--- begin Excerpted data ---

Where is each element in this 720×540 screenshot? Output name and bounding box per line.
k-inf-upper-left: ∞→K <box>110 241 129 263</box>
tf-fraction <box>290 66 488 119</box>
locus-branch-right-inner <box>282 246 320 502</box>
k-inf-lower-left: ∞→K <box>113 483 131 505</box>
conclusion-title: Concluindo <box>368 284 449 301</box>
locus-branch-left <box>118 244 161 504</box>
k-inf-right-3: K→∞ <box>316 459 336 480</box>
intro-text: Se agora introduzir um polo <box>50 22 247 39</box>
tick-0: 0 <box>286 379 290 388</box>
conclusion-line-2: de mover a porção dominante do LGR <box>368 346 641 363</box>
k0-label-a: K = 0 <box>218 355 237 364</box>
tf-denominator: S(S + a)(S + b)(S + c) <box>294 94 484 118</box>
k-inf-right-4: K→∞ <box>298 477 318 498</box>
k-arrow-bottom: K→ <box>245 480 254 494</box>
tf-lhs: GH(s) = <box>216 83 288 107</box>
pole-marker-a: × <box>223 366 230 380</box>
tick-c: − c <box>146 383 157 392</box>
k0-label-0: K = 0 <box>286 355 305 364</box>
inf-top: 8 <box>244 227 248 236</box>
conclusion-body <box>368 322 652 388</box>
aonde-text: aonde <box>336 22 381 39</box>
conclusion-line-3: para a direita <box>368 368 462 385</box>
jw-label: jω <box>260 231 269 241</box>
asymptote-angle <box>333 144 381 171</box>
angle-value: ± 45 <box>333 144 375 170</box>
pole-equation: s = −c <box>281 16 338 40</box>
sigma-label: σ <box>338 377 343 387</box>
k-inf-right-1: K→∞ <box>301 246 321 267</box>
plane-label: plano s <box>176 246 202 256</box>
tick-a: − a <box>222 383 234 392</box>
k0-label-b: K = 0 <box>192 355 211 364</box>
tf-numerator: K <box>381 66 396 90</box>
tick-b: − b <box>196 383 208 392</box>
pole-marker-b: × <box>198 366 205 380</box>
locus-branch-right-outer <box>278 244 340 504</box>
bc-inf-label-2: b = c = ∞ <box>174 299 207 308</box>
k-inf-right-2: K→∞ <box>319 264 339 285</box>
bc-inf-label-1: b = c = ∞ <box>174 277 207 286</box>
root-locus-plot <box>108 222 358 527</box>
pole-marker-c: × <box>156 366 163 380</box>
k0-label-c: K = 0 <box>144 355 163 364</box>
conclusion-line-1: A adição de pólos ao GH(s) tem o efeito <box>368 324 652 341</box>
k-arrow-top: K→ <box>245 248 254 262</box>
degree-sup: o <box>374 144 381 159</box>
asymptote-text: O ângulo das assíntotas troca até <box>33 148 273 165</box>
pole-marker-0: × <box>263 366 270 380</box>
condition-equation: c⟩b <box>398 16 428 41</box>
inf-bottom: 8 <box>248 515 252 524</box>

--- end Excerpted data ---

Problem to solve: Please reproduce the material from its start through the line containing "k-inf-right-4: K→∞ <box>298 477 318 498</box>", inclusive, swapping "Concluindo" for "Conclusão" and leaving everything else unchanged.

Result:
Where is each element in this 720×540 screenshot? Output name and bounding box per line.
k-inf-upper-left: ∞→K <box>110 241 129 263</box>
tf-fraction <box>290 66 488 119</box>
locus-branch-right-inner <box>282 246 320 502</box>
k-inf-lower-left: ∞→K <box>113 483 131 505</box>
conclusion-title: Conclusão <box>368 284 449 301</box>
locus-branch-left <box>118 244 161 504</box>
k-inf-right-3: K→∞ <box>316 459 336 480</box>
intro-text: Se agora introduzir um polo <box>50 22 247 39</box>
tick-0: 0 <box>286 379 290 388</box>
conclusion-line-2: de mover a porção dominante do LGR <box>368 346 641 363</box>
k0-label-a: K = 0 <box>218 355 237 364</box>
tf-denominator: S(S + a)(S + b)(S + c) <box>294 94 484 118</box>
k-inf-right-4: K→∞ <box>298 477 318 498</box>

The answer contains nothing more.